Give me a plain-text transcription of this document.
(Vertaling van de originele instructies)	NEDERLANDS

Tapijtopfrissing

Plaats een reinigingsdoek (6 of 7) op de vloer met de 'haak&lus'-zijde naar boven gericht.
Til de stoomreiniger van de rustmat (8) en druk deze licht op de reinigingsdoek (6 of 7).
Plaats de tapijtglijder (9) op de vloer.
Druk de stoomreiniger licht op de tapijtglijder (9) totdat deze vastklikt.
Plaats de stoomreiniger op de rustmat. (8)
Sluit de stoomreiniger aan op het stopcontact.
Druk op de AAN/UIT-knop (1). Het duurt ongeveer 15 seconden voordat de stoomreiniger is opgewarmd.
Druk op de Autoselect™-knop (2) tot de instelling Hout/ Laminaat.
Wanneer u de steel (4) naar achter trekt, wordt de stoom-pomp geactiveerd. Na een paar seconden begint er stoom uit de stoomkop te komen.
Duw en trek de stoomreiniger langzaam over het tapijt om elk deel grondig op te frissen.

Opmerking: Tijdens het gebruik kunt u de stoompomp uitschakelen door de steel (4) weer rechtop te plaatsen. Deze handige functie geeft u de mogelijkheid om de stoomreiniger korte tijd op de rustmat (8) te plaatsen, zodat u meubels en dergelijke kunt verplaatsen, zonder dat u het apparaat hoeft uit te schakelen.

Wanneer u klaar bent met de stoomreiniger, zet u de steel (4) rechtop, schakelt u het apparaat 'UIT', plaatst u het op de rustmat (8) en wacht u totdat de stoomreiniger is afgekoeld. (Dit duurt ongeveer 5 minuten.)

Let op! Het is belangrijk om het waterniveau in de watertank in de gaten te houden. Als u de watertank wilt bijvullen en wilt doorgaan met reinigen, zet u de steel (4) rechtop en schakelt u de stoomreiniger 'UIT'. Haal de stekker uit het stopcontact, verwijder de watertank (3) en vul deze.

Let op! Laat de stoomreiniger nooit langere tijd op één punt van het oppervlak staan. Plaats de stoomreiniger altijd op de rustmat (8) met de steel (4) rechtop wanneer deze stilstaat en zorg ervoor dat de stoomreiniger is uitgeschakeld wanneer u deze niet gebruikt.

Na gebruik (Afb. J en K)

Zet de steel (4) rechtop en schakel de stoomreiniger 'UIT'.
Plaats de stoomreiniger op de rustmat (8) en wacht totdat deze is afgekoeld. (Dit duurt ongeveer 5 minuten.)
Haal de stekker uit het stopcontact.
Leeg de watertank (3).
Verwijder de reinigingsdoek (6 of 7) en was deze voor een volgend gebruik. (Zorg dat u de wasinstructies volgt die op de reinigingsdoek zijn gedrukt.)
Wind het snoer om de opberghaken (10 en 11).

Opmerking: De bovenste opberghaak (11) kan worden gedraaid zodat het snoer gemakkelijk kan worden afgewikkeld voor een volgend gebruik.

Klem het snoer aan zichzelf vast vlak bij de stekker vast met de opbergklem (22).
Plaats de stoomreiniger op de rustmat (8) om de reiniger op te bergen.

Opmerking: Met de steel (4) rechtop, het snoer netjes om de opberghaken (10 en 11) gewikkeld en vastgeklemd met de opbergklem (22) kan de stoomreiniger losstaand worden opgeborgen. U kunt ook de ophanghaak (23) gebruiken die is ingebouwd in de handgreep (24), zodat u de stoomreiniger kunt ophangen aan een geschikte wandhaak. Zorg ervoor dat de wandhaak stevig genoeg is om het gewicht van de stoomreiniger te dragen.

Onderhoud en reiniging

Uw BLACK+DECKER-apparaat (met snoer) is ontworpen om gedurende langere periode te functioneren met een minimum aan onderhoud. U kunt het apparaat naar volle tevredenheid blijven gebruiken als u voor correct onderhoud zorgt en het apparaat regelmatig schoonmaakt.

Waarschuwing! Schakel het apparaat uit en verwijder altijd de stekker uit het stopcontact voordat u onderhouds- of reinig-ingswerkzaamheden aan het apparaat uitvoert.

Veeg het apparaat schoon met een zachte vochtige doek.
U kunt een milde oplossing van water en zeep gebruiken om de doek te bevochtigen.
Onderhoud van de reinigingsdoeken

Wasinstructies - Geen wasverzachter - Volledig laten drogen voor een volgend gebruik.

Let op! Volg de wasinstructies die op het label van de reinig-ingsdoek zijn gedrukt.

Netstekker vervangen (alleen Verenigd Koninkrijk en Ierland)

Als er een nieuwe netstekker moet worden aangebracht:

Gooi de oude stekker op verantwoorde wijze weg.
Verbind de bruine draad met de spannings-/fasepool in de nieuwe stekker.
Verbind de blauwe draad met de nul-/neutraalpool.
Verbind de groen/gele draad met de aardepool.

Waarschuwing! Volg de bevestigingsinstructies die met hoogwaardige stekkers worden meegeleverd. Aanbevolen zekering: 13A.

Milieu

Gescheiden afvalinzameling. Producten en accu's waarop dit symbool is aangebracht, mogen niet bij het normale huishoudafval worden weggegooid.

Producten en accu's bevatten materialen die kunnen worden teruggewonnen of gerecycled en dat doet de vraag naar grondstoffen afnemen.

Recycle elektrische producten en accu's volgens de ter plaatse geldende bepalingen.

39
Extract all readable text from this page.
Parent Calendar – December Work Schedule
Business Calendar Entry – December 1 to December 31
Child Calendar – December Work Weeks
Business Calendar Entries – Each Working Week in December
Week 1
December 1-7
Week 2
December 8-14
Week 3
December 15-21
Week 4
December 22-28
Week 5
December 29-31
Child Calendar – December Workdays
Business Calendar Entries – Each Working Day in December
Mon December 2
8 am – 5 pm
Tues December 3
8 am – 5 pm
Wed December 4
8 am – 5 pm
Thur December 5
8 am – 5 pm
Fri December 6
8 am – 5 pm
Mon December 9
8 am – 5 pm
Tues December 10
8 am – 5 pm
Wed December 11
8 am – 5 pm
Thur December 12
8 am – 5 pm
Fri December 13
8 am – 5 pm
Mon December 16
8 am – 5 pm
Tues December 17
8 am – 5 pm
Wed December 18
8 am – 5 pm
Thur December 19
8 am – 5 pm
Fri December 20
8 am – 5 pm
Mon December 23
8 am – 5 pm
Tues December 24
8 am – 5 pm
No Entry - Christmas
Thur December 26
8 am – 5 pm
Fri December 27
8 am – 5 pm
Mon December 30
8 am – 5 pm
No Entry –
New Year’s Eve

> _What you need to do_
Copy out the material above in its entirety. Every detail must match.

> _Answer_
Give me a plain-text transcription of this document.
(Vertaling van de originele instructies)	NEDERLANDS

Tapijtopfrissing

Plaats een reinigingsdoek (6 of 7) op de vloer met de 'haak&lus'-zijde naar boven gericht.
Til de stoomreiniger van de rustmat (8) en druk deze licht op de reinigingsdoek (6 of 7).
Plaats de tapijtglijder (9) op de vloer.
Druk de stoomreiniger licht op de tapijtglijder (9) totdat deze vastklikt.
Plaats de stoomreiniger op de rustmat. (8)
Sluit de stoomreiniger aan op het stopcontact.
Druk op de AAN/UIT-knop (1). Het duurt ongeveer 15 seconden voordat de stoomreiniger is opgewarmd.
Druk op de Autoselect™-knop (2) tot de instelling Hout/ Laminaat.
Wanneer u de steel (4) naar achter trekt, wordt de stoom-pomp geactiveerd. Na een paar seconden begint er stoom uit de stoomkop te komen.
Duw en trek de stoomreiniger langzaam over het tapijt om elk deel grondig op te frissen.

Opmerking: Tijdens het gebruik kunt u de stoompomp uitschakelen door de steel (4) weer rechtop te plaatsen. Deze handige functie geeft u de mogelijkheid om de stoomreiniger korte tijd op de rustmat (8) te plaatsen, zodat u meubels en dergelijke kunt verplaatsen, zonder dat u het apparaat hoeft uit te schakelen.

Wanneer u klaar bent met de stoomreiniger, zet u de steel (4) rechtop, schakelt u het apparaat 'UIT', plaatst u het op de rustmat (8) en wacht u totdat de stoomreiniger is afgekoeld. (Dit duurt ongeveer 5 minuten.)

Let op! Het is belangrijk om het waterniveau in de watertank in de gaten te houden. Als u de watertank wilt bijvullen en wilt doorgaan met reinigen, zet u de steel (4) rechtop en schakelt u de stoomreiniger 'UIT'. Haal de stekker uit het stopcontact, verwijder de watertank (3) en vul deze.

Let op! Laat de stoomreiniger nooit langere tijd op één punt van het oppervlak staan. Plaats de stoomreiniger altijd op de rustmat (8) met de steel (4) rechtop wanneer deze stilstaat en zorg ervoor dat de stoomreiniger is uitgeschakeld wanneer u deze niet gebruikt.

Na gebruik (Afb. J en K)

Zet de steel (4) rechtop en schakel de stoomreiniger 'UIT'.
Plaats de stoomreiniger op de rustmat (8) en wacht totdat deze is afgekoeld. (Dit duurt ongeveer 5 minuten.)
Haal de stekker uit het stopcontact.
Leeg de watertank (3).
Verwijder de reinigingsdoek (6 of 7) en was deze voor een volgend gebruik. (Zorg dat u de wasinstructies volgt die op de reinigingsdoek zijn gedrukt.)
Wind het snoer om de opberghaken (10 en 11).

Opmerking: De bovenste opberghaak (11) kan worden gedraaid zodat het snoer gemakkelijk kan worden afgewikkeld voor een volgend gebruik.

Klem het snoer aan zichzelf vast vlak bij de stekker vast met de opbergklem (22).
Plaats de stoomreiniger op de rustmat (8) om de reiniger op te bergen.

Opmerking: Met de steel (4) rechtop, het snoer netjes om de opberghaken (10 en 11) gewikkeld en vastgeklemd met de opbergklem (22) kan de stoomreiniger losstaand worden opgeborgen. U kunt ook de ophanghaak (23) gebruiken die is ingebouwd in de handgreep (24), zodat u de stoomreiniger kunt ophangen aan een geschikte wandhaak. Zorg ervoor dat de wandhaak stevig genoeg is om het gewicht van de stoomreiniger te dragen.

Onderhoud en reiniging

Uw BLACK+DECKER-apparaat (met snoer) is ontworpen om gedurende langere periode te functioneren met een minimum aan onderhoud. U kunt het apparaat naar volle tevredenheid blijven gebruiken als u voor correct onderhoud zorgt en het apparaat regelmatig schoonmaakt.

Waarschuwing! Schakel het apparaat uit en verwijder altijd de stekker uit het stopcontact voordat u onderhouds- of reinig-ingswerkzaamheden aan het apparaat uitvoert.

Veeg het apparaat schoon met een zachte vochtige doek.
U kunt een milde oplossing van water en zeep gebruiken om de doek te bevochtigen.
Onderhoud van de reinigingsdoeken

Wasinstructies - Geen wasverzachter - Volledig laten drogen voor een volgend gebruik.

Let op! Volg de wasinstructies die op het label van de reinig-ingsdoek zijn gedrukt.

Netstekker vervangen (alleen Verenigd Koninkrijk en Ierland)

Als er een nieuwe netstekker moet worden aangebracht:

Gooi de oude stekker op verantwoorde wijze weg.
Verbind de bruine draad met de spannings-/fasepool in de nieuwe stekker.
Verbind de blauwe draad met de nul-/neutraalpool.
Verbind de groen/gele draad met de aardepool.

Waarschuwing! Volg de bevestigingsinstructies die met hoogwaardige stekkers worden meegeleverd. Aanbevolen zekering: 13A.

Milieu

Gescheiden afvalinzameling. Producten en accu's waarop dit symbool is aangebracht, mogen niet bij het normale huishoudafval worden weggegooid.

Producten en accu's bevatten materialen die kunnen worden teruggewonnen of gerecycled en dat doet de vraag naar grondstoffen afnemen.

Recycle elektrische producten en accu's volgens de ter plaatse geldende bepalingen.

39
Extract all readable text from this page.
Parent Calendar – December Work Schedule
Business Calendar Entry – December 1 to December 31
Child Calendar – December Work Weeks
Business Calendar Entries – Each Working Week in December
Week 1
December 1-7
Week 2
December 8-14
Week 3
December 15-21
Week 4
December 22-28
Week 5
December 29-31
Child Calendar – December Workdays
Business Calendar Entries – Each Working Day in December
Mon December 2
8 am – 5 pm
Tues December 3
8 am – 5 pm
Wed December 4
8 am – 5 pm
Thur December 5
8 am – 5 pm
Fri December 6
8 am – 5 pm
Mon December 9
8 am – 5 pm
Tues December 10
8 am – 5 pm
Wed December 11
8 am – 5 pm
Thur December 12
8 am – 5 pm
Fri December 13
8 am – 5 pm
Mon December 16
8 am – 5 pm
Tues December 17
8 am – 5 pm
Wed December 18
8 am – 5 pm
Thur December 19
8 am – 5 pm
Fri December 20
8 am – 5 pm
Mon December 23
8 am – 5 pm
Tues December 24
8 am – 5 pm
No Entry - Christmas
Thur December 26
8 am – 5 pm
Fri December 27
8 am – 5 pm
Mon December 30
8 am – 5 pm
No Entry –
New Year’s Eve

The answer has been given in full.